Extract provided =

— Start —

# Time for a factory split.....



## DrnknZag (Feb 7, 2010)

So I'm starting to have a few too many issues with my DIY split where I don't feel super confortable going deep with it. The shop that built it didn't do a great job, in hindsight I should have just done it myself. Anyway, as a result im in the market for a split.



The deck I'm looking for is something surfy and fun, but still versatile. Not looking for anything super stiff. Pow, trees, slashes, chutes, some bigger lines every once in awhile. Price plays a bit of a difference too.



That being said I've got a couple decks I've been looking at: K2 Ultrasplit, Salomon SS, Arbor Abacus, and Burton Landlord.



Anyone have any experience with these decks? Suggestions for anything else to look at? I'm not a huge fan of rocker between the bindings so I'm not really considering any NS or Mervin decks.


----------



## txb0115 (Sep 20, 2015)

DrnknZag said:


> The deck I'm looking for is something surfy and fun, but still versatile. Not looking for anything super stiff. Pow, trees, slashes, chutes, some bigger lines every once in awhile. Price plays a bit of a difference too.


Get a prior Khyber or BC split with XTC construction... Best and lightest splits you can get... With the Canadian Dollar in the shitter you are automatically getting 34% off as of today... Next weekend they are having a sale Oct 9th-12th that will be 20% off, so that combined with the strong USD will give you almost 50% off on a brand new custom built split....

Prior Snowboards and Skis


----------



## SnowDogWax (Nov 8, 2013)

Go Venture! They really make the best split out there..









':happy:


----------



## txb0115 (Sep 20, 2015)

— End —

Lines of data
— Start —

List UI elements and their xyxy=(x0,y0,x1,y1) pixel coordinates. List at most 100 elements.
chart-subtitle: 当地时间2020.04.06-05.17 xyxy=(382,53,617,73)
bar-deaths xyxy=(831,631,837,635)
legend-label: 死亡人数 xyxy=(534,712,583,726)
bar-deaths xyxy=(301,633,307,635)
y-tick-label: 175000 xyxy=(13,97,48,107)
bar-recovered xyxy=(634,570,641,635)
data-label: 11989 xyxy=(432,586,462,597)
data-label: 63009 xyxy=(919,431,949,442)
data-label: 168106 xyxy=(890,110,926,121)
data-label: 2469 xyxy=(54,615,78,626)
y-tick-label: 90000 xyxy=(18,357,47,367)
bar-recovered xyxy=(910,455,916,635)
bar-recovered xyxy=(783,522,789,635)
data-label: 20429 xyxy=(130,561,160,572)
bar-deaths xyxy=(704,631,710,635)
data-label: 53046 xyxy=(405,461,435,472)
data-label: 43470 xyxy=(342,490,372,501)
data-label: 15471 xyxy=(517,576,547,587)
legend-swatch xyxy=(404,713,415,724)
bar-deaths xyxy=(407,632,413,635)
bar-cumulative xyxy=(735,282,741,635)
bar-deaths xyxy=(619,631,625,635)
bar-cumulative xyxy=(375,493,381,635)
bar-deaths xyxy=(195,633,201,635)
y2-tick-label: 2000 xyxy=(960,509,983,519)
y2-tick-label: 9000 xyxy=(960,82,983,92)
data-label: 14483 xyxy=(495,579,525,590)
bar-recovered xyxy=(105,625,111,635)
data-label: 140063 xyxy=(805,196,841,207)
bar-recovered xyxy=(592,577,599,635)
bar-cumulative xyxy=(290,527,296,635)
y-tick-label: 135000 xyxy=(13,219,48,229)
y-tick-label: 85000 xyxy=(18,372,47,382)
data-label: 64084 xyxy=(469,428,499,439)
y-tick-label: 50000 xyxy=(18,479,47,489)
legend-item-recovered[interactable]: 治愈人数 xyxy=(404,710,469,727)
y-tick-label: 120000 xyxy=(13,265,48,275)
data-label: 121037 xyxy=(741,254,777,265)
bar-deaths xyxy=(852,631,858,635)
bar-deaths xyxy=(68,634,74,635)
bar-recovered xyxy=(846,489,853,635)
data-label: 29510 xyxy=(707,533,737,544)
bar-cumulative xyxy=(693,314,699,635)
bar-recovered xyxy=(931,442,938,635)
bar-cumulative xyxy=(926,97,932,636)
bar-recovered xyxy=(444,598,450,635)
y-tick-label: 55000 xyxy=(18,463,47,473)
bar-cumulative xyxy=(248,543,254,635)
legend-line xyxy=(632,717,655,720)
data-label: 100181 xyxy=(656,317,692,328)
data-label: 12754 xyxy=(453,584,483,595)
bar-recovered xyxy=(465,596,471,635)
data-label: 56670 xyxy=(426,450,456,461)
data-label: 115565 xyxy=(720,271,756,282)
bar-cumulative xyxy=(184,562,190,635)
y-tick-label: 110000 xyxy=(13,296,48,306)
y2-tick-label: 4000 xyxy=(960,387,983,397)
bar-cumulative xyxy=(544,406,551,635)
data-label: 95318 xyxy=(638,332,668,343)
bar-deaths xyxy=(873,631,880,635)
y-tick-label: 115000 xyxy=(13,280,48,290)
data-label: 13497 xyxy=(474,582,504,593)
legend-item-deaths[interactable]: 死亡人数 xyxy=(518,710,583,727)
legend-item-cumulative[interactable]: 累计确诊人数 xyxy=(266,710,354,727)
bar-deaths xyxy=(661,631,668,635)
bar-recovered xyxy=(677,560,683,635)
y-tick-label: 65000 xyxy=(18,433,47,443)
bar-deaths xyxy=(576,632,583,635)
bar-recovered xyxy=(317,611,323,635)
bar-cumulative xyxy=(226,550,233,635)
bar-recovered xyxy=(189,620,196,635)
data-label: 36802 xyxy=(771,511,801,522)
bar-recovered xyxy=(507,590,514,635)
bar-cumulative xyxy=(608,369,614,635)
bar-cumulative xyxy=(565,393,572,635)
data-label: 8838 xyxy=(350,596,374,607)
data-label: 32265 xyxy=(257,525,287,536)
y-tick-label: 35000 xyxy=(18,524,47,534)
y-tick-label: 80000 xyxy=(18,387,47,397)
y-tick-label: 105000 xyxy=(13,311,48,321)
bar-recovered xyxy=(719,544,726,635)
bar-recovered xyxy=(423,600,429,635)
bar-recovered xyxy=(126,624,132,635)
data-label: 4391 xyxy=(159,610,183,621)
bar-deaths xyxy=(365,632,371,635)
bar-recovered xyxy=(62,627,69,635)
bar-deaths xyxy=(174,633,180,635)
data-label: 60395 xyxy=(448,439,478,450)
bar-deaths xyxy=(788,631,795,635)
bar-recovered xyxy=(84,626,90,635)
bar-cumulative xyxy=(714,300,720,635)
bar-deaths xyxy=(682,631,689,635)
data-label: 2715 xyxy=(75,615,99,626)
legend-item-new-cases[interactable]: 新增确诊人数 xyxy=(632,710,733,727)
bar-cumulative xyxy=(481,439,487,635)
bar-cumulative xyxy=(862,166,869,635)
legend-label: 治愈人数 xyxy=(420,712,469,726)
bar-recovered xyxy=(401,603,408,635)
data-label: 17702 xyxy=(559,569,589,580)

— End —

Actions to take =
1) Reproduce the stretch of the splitboard forum thread from "Anyone have any" through "or Mervin decks." word for word.
2) Answer the following from the splitboard forum thread:
(a) Which four boards is DrnknZag considering?
(b) On what dates does the Prior sale run, and what discount does it offer?
(c) Which brand does SnowDogWax recommend?
3) Write the next part of the splitboard forum thread, picking up after its final line.

Written answers =
1)
Anyone have any experience with these decks? Suggestions for anything else to look at? I'm not a huge fan of rocker between the bindings so I'm not really considering any NS or Mervin decks.

2)
(a) K2 Ultrasplit, Salomon SS, Arbor Abacus, and Burton Landlord.
(b) Oct 9th-12th, at 20% off.
(c) Venture.

3)
SnowDogWax said:


> Go Venture! They really make the best split out there..
> 
> ':happy:


Venture DID make great splits... Super heavy though...

But they are past tense...

Out of business, no longer producing boards...

Which is a bummer..

http://www.denverpost.com/business/ci_28784793/end-road-silverton-based-venture-snowboards


----------



## SnowDogWax (Nov 8, 2013)

Wow didn't know 
Bought the Zelix at end of last season..







:chin:


----------



## Supra (Jan 11, 2012)

Trapper snowboards:

Splitboards – Tagged "splitboard" – Trapper Snowboards

The Ursa is the big mountain board. I guess the landlord would be similar to it. I rode the solid Ursa last winter and it's super smooth in the powder. Rocker nose with camber underfoot.

The poacher is a powder twin. Nose and tail rocker with camber underfoot.

The trout trap is like the ursa but with the tail chopped off. Apparently the entire board floats, rather than just the tail sinking. 

Anyways, read the descriptions and look at the specs. They're on sale right now, and in Canadian dollars. I've ordered a Trout Trap solid.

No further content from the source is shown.